**Aim of the task:**
Omit every picture, then give all the entries again exactly.

Dataset entries:
** begin **
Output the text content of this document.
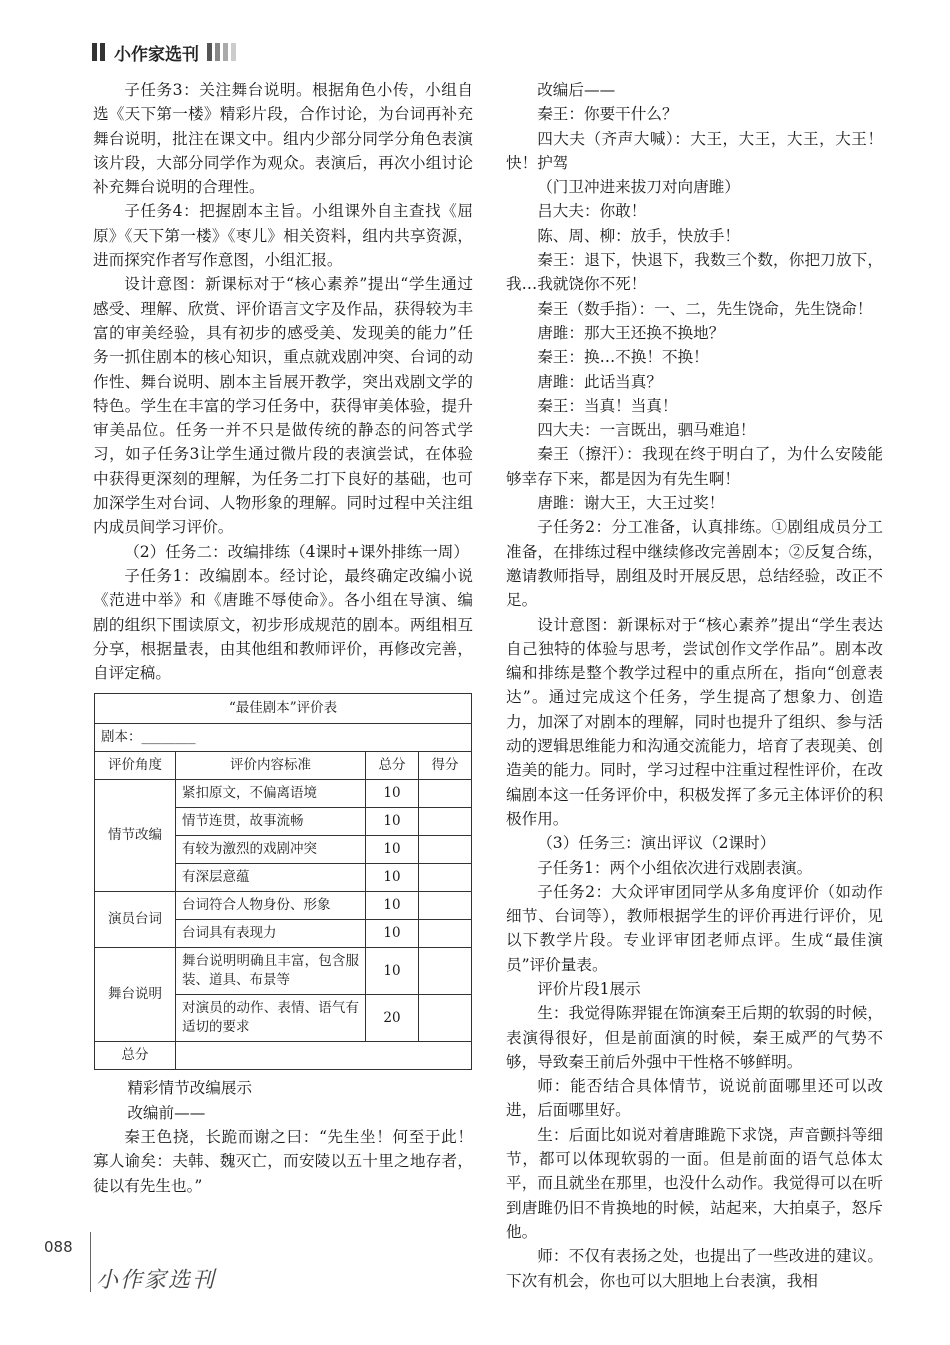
小作家选刊

子任务3：关注舞台说明。根据角色小传，小组自选《天下第一楼》精彩片段，合作讨论，为台词再补充舞台说明，批注在课文中。组内少部分同学分角色表演该片段，大部分同学作为观众。表演后，再次小组讨论补充舞台说明的合理性。

子任务4：把握剧本主旨。小组课外自主查找《屈原》《天下第一楼》《枣儿》相关资料，组内共享资源，进而探究作者写作意图，小组汇报。

设计意图：新课标对于“核心素养”提出“学生通过感受、理解、欣赏、评价语言文字及作品，获得较为丰富的审美经验，具有初步的感受美、发现美的能力”任务一抓住剧本的核心知识，重点就戏剧冲突、台词的动作性、舞台说明、剧本主旨展开教学，突出戏剧文学的特色。学生在丰富的学习任务中，获得审美体验，提升审美品位。任务一并不只是做传统的静态的问答式学习，如子任务3让学生通过微片段的表演尝试，在体验中获得更深刻的理解，为任务二打下良好的基础，也可加深学生对台词、人物形象的理解。同时过程中关注组内成员间学习评价。

（2）任务二：改编排练（4课时+课外排练一周）

子任务1：改编剧本。经讨论，最终确定改编小说《范进中举》和《唐雎不辱使命》。各小组在导演、编剧的组织下围读原文，初步形成规范的剧本。两组相互分享，根据量表，由其他组和教师评价，再修改完善，自评定稿。

“最佳剧本”评价表			
剧本：________			
评价角度	评价内容标准	总分	得分
情节改编	紧扣原文，不偏离语境	10	
	情节连贯，故事流畅	10	
	有较为激烈的戏剧冲突	10	
	有深层意蕴	10	
演员台词	台词符合人物身份、形象	10	
	台词具有表现力	10	
舞台说明	舞台说明明确且丰富，包含服装、道具、布景等	10	
	对演员的动作、表情、语气有适切的要求	20	
总分			

精彩情节改编展示

改编前——

秦王色挠，长跪而谢之曰：“先生坐！何至于此！寡人谕矣：夫韩、魏灭亡，而安陵以五十里之地存者，徒以有先生也。”

改编后——

秦王：你要干什么？

四大夫（齐声大喊）：大王，大王，大王，大王！快！护驾

（门卫冲进来拔刀对向唐雎）

吕大夫：你敢！

陈、周、柳：放手，快放手！

秦王：退下，快退下，我数三个数，你把刀放下，我…我就饶你不死！

秦王（数手指）：一、二，先生饶命，先生饶命！

唐雎：那大王还换不换地？

秦王：换…不换！不换！

唐雎：此话当真？

秦王：当真！当真！

四大夫：一言既出，驷马难追！

秦王（擦汗）：我现在终于明白了，为什么安陵能够幸存下来，都是因为有先生啊！

唐雎：谢大王，大王过奖！

子任务2：分工准备，认真排练。①剧组成员分工准备，在排练过程中继续修改完善剧本；②反复合练，邀请教师指导，剧组及时开展反思，总结经验，改正不足。

设计意图：新课标对于“核心素养”提出“学生表达自己独特的体验与思考，尝试创作文学作品”。剧本改编和排练是整个教学过程中的重点所在，指向“创意表达”。通过完成这个任务，学生提高了想象力、创造力，加深了对剧本的理解，同时也提升了组织、参与活动的逻辑思维能力和沟通交流能力，培育了表现美、创造美的能力。同时，学习过程中注重过程性评价，在改编剧本这一任务评价中，积极发挥了多元主体评价的积极作用。

（3）任务三：演出评议（2课时）

子任务1：两个小组依次进行戏剧表演。

子任务2：大众评审团同学从多角度评价（如动作细节、台词等），教师根据学生的评价再进行评价，见以下教学片段。专业评审团老师点评。生成“最佳演员”评价量表。

评价片段1展示

生：我觉得陈羿锟在饰演秦王后期的软弱的时候，表演得很好，但是前面演的时候，秦王威严的气势不够，导致秦王前后外强中干性格不够鲜明。

师：能否结合具体情节，说说前面哪里还可以改进，后面哪里好。

生：后面比如说对着唐雎跪下求饶，声音颤抖等细节，都可以体现软弱的一面。但是前面的语气总体太平，而且就坐在那里，也没什么动作。我觉得可以在听到唐雎仍旧不肯换地的时候，站起来，大拍桌子，怒斥他。

师：不仅有表扬之处，也提出了一些改进的建议。下次有机会，你也可以大胆地上台表演，我相

088
小作家选刊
** end **
**Finished task:**
Output the text content of this document.
小作家选刊

子任务3：关注舞台说明。根据角色小传，小组自选《天下第一楼》精彩片段，合作讨论，为台词再补充舞台说明，批注在课文中。组内少部分同学分角色表演该片段，大部分同学作为观众。表演后，再次小组讨论补充舞台说明的合理性。

子任务4：把握剧本主旨。小组课外自主查找《屈原》《天下第一楼》《枣儿》相关资料，组内共享资源，进而探究作者写作意图，小组汇报。

设计意图：新课标对于“核心素养”提出“学生通过感受、理解、欣赏、评价语言文字及作品，获得较为丰富的审美经验，具有初步的感受美、发现美的能力”任务一抓住剧本的核心知识，重点就戏剧冲突、台词的动作性、舞台说明、剧本主旨展开教学，突出戏剧文学的特色。学生在丰富的学习任务中，获得审美体验，提升审美品位。任务一并不只是做传统的静态的问答式学习，如子任务3让学生通过微片段的表演尝试，在体验中获得更深刻的理解，为任务二打下良好的基础，也可加深学生对台词、人物形象的理解。同时过程中关注组内成员间学习评价。

（2）任务二：改编排练（4课时+课外排练一周）

子任务1：改编剧本。经讨论，最终确定改编小说《范进中举》和《唐雎不辱使命》。各小组在导演、编剧的组织下围读原文，初步形成规范的剧本。两组相互分享，根据量表，由其他组和教师评价，再修改完善，自评定稿。

“最佳剧本”评价表			
剧本：________			
评价角度	评价内容标准	总分	得分
情节改编	紧扣原文，不偏离语境	10	
	情节连贯，故事流畅	10	
	有较为激烈的戏剧冲突	10	
	有深层意蕴	10	
演员台词	台词符合人物身份、形象	10	
	台词具有表现力	10	
舞台说明	舞台说明明确且丰富，包含服装、道具、布景等	10	
	对演员的动作、表情、语气有适切的要求	20	
总分			

精彩情节改编展示

改编前——

秦王色挠，长跪而谢之曰：“先生坐！何至于此！寡人谕矣：夫韩、魏灭亡，而安陵以五十里之地存者，徒以有先生也。”

改编后——

秦王：你要干什么？

四大夫（齐声大喊）：大王，大王，大王，大王！快！护驾

（门卫冲进来拔刀对向唐雎）

吕大夫：你敢！

陈、周、柳：放手，快放手！

秦王：退下，快退下，我数三个数，你把刀放下，我…我就饶你不死！

秦王（数手指）：一、二，先生饶命，先生饶命！

唐雎：那大王还换不换地？

秦王：换…不换！不换！

唐雎：此话当真？

秦王：当真！当真！

四大夫：一言既出，驷马难追！

秦王（擦汗）：我现在终于明白了，为什么安陵能够幸存下来，都是因为有先生啊！

唐雎：谢大王，大王过奖！

子任务2：分工准备，认真排练。①剧组成员分工准备，在排练过程中继续修改完善剧本；②反复合练，邀请教师指导，剧组及时开展反思，总结经验，改正不足。

设计意图：新课标对于“核心素养”提出“学生表达自己独特的体验与思考，尝试创作文学作品”。剧本改编和排练是整个教学过程中的重点所在，指向“创意表达”。通过完成这个任务，学生提高了想象力、创造力，加深了对剧本的理解，同时也提升了组织、参与活动的逻辑思维能力和沟通交流能力，培育了表现美、创造美的能力。同时，学习过程中注重过程性评价，在改编剧本这一任务评价中，积极发挥了多元主体评价的积极作用。

（3）任务三：演出评议（2课时）

子任务1：两个小组依次进行戏剧表演。

子任务2：大众评审团同学从多角度评价（如动作细节、台词等），教师根据学生的评价再进行评价，见以下教学片段。专业评审团老师点评。生成“最佳演员”评价量表。

评价片段1展示

生：我觉得陈羿锟在饰演秦王后期的软弱的时候，表演得很好，但是前面演的时候，秦王威严的气势不够，导致秦王前后外强中干性格不够鲜明。

师：能否结合具体情节，说说前面哪里还可以改进，后面哪里好。

生：后面比如说对着唐雎跪下求饶，声音颤抖等细节，都可以体现软弱的一面。但是前面的语气总体太平，而且就坐在那里，也没什么动作。我觉得可以在听到唐雎仍旧不肯换地的时候，站起来，大拍桌子，怒斥他。

师：不仅有表扬之处，也提出了一些改进的建议。下次有机会，你也可以大胆地上台表演，我相

088
小作家选刊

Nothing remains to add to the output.